■ **Input for this task**
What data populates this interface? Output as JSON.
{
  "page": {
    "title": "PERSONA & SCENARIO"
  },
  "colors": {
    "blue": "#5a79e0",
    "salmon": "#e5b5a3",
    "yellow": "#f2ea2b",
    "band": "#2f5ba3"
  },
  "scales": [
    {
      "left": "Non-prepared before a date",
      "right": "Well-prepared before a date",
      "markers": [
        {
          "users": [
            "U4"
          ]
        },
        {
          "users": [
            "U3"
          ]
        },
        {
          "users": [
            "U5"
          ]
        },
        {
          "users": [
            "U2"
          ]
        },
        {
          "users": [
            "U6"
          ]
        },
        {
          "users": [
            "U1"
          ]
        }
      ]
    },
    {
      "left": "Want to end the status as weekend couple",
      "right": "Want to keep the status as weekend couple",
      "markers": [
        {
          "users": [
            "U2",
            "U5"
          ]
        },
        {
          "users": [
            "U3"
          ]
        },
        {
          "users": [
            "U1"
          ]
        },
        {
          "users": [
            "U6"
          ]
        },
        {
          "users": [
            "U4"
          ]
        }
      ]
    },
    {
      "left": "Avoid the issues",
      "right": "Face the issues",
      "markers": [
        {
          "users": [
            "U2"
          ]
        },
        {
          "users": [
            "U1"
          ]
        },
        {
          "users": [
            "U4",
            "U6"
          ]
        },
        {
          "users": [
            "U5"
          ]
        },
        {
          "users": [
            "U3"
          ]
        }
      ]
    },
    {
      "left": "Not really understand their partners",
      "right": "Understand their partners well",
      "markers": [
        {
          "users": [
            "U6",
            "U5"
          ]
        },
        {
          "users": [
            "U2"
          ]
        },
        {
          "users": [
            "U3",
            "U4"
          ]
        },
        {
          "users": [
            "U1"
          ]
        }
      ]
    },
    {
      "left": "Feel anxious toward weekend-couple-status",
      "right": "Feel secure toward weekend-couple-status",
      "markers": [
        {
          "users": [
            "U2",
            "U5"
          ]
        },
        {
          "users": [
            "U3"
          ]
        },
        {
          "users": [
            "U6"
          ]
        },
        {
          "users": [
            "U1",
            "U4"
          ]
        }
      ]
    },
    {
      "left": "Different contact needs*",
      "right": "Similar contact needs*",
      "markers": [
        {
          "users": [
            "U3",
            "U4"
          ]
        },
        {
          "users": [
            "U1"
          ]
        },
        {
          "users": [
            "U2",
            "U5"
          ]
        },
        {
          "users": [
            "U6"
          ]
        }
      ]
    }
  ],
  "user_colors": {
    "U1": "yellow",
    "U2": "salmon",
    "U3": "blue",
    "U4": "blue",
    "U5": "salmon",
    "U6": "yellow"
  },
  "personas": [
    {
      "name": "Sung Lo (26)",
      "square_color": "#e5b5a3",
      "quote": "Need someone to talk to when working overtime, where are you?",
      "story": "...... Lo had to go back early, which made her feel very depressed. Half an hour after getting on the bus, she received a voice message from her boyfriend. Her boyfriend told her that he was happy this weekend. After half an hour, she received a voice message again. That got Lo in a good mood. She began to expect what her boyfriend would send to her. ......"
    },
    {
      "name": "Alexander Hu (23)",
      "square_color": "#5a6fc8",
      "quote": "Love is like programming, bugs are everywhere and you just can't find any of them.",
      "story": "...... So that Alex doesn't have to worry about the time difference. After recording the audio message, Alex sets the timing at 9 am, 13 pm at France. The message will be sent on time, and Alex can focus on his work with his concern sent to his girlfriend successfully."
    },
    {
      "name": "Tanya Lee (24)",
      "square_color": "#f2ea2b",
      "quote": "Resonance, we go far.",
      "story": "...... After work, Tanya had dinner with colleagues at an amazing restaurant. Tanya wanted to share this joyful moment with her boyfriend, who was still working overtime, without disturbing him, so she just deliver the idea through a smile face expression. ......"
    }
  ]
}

■ **Problem to solve**
Write down only how many lines in the listing contain the word "quote".

■ **Task answer**
3